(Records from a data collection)
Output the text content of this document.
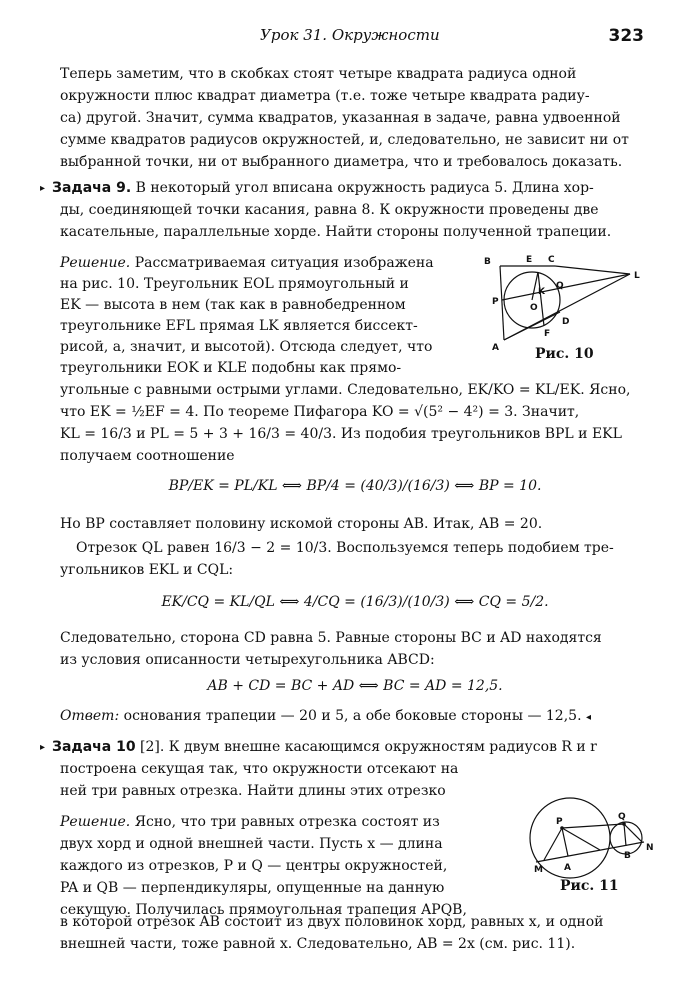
Урок 31. Окружности	323
Теперь заметим, что в скобках стоят четыре квадрата радиуса одной
окружности плюс квадрат диаметра (т.е. тоже четыре квадрата радиу-
са) другой. Значит, сумма квадратов, указанная в задаче, равна удвоенной
сумме квадратов радиусов окружностей, и, следовательно, не зависит ни от
выбранной точки, ни от выбранного диаметра, что и требовалось доказать.
▸ Задача 9. В некоторый угол вписана окружность радиуса 5. Длина хор-
ды, соединяющей точки касания, равна 8. К окружности проведены две
касательные, параллельные хорде. Найти стороны полученной трапеции.
Решение. Рассматриваемая ситуация изображена
на рис. 10. Треугольник EOL прямоугольный и
EK — высота в нем (так как в равнобедренном
треугольнике EFL прямая LK является биссект-
рисой, а, значит, и высотой). Отсюда следует, что
треугольники EOK и KLE подобны как прямо-
B	E C
K
Q
L
P
O
A
F
D
Рис. 10
угольные с равными острыми углами. Следовательно, EK/KO = KL/EK. Ясно,
что EK = ½EF = 4. По теореме Пифагора KO = √(5² − 4²) = 3. Значит,
KL = 16/3 и PL = 5 + 3 + 16/3 = 40/3. Из подобия треугольников BPL и EKL
получаем соотношение
BP/EK = PL/KL ⟺ BP/4 = (40/3)/(16/3) ⟺ BP = 10.
Но BP составляет половину искомой стороны AB. Итак, AB = 20.
Отрезок QL равен 16/3 − 2 = 10/3. Воспользуемся теперь подобием тре-
угольников EKL и CQL:
EK/CQ = KL/QL ⟺ 4/CQ = (16/3)/(10/3) ⟺ CQ = 5/2.
Следовательно, сторона CD равна 5. Равные стороны BC и AD находятся
из условия описанности четырехугольника ABCD:
AB + CD = BC + AD ⟺ BC = AD = 12,5.
Ответ: основания трапеции — 20 и 5, а обе боковые стороны — 12,5. ◂
▸ Задача 10 [2]. К двум внешне касающимся окружностям радиусов R и r
построена секущая так, что окружности отсекают на
ней три равных отрезка. Найти длины этих отрезко
Решение. Ясно, что три равных отрезка состоят из
двух хорд и одной внешней части. Пусть x — длина
каждого из отрезков, P и Q — центры окружностей,
PA и QB — перпендикуляры, опущенные на данную
секущую. Получилась прямоугольная трапеция APQB,
P	Q
M A
B
N
Рис. 11
в которой отрезок AB состоит из двух половинок хорд, равных x, и одной
внешней части, тоже равной x. Следовательно, AB = 2x (см. рис. 11).
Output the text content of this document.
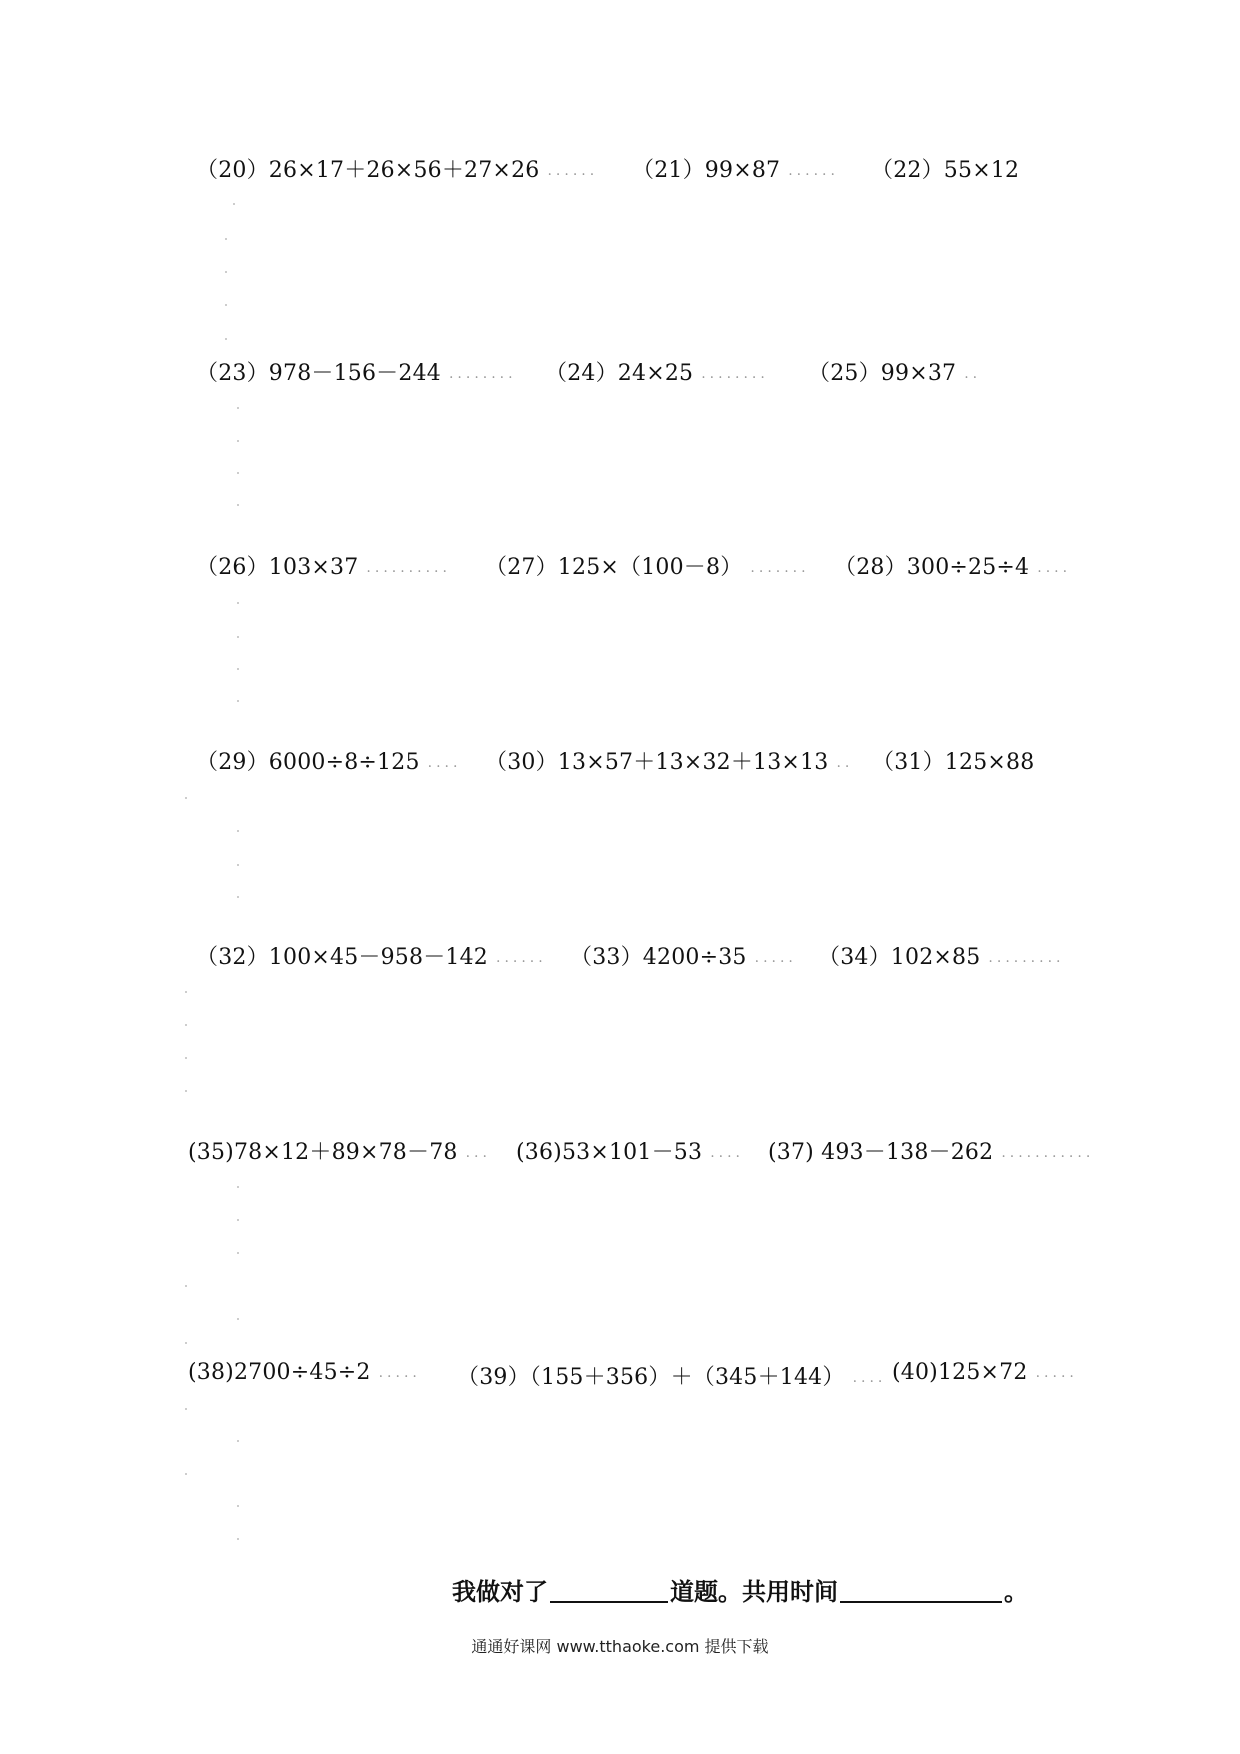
（20）26×17＋26×56＋27×26 ...... （21）99×87 ...... （22）55×12
（23）978－156－244 ........ （24）24×25 ........ （25）99×37 ..
（26）103×37 .......... （27）125×（100－8） ....... （28）300÷25÷4 ....
（29）6000÷8÷125 .... （30）13×57＋13×32＋13×13 .. （31）125×88
（32）100×45－958－142 ...... （33）4200÷35 ..... （34）102×85 .........
(35)78×12＋89×78－78 ... (36)53×101－53 .... (37) 493－138－262 ...........
(38)2700÷45÷2 ..... （39）（155＋356）＋（345＋144） .... (40)125×72 .....
我做对了	道题。共用时间	。
通通好课网 www.tthaoke.com 提供下载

- THE EXERCISE -
Write out all the entries word for word, but skip any images.

- TASK RESULT -
Output the text content of this document.
Урок 31. Окружности	323
Теперь заметим, что в скобках стоят четыре квадрата радиуса одной
окружности плюс квадрат диаметра (т.е. тоже четыре квадрата радиу-
са) другой. Значит, сумма квадратов, указанная в задаче, равна удвоенной
сумме квадратов радиусов окружностей, и, следовательно, не зависит ни от
выбранной точки, ни от выбранного диаметра, что и требовалось доказать.
▸ Задача 9. В некоторый угол вписана окружность радиуса 5. Длина хор-
ды, соединяющей точки касания, равна 8. К окружности проведены две
касательные, параллельные хорде. Найти стороны полученной трапеции.
Решение. Рассматриваемая ситуация изображена
на рис. 10. Треугольник EOL прямоугольный и
EK — высота в нем (так как в равнобедренном
треугольнике EFL прямая LK является биссект-
рисой, а, значит, и высотой). Отсюда следует, что
треугольники EOK и KLE подобны как прямо-
B	E C
K
Q
L
P
O
A
F
D
Рис. 10
угольные с равными острыми углами. Следовательно, EK/KO = KL/EK. Ясно,
что EK = ½EF = 4. По теореме Пифагора KO = √(5² − 4²) = 3. Значит,
KL = 16/3 и PL = 5 + 3 + 16/3 = 40/3. Из подобия треугольников BPL и EKL
получаем соотношение
BP/EK = PL/KL ⟺ BP/4 = (40/3)/(16/3) ⟺ BP = 10.
Но BP составляет половину искомой стороны AB. Итак, AB = 20.
Отрезок QL равен 16/3 − 2 = 10/3. Воспользуемся теперь подобием тре-
угольников EKL и CQL:
EK/CQ = KL/QL ⟺ 4/CQ = (16/3)/(10/3) ⟺ CQ = 5/2.
Следовательно, сторона CD равна 5. Равные стороны BC и AD находятся
из условия описанности четырехугольника ABCD:
AB + CD = BC + AD ⟺ BC = AD = 12,5.
Ответ: основания трапеции — 20 и 5, а обе боковые стороны — 12,5. ◂
▸ Задача 10 [2]. К двум внешне касающимся окружностям радиусов R и r
построена секущая так, что окружности отсекают на
ней три равных отрезка. Найти длины этих отрезко
Решение. Ясно, что три равных отрезка состоят из
двух хорд и одной внешней части. Пусть x — длина
каждого из отрезков, P и Q — центры окружностей,
PA и QB — перпендикуляры, опущенные на данную
секущую. Получилась прямоугольная трапеция APQB,
P	Q
M A
B
N
Рис. 11
в которой отрезок AB состоит из двух половинок хорд, равных x, и одной
внешней части, тоже равной x. Следовательно, AB = 2x (см. рис. 11).
Output the text content of this document.
（20）26×17＋26×56＋27×26 ...... （21）99×87 ...... （22）55×12
（23）978－156－244 ........ （24）24×25 ........ （25）99×37 ..
（26）103×37 .......... （27）125×（100－8） ....... （28）300÷25÷4 ....
（29）6000÷8÷125 .... （30）13×57＋13×32＋13×13 .. （31）125×88
（32）100×45－958－142 ...... （33）4200÷35 ..... （34）102×85 .........
(35)78×12＋89×78－78 ... (36)53×101－53 .... (37) 493－138－262 ...........
(38)2700÷45÷2 ..... （39）（155＋356）＋（345＋144） .... (40)125×72 .....
我做对了	道题。共用时间	。
通通好课网 www.tthaoke.com 提供下载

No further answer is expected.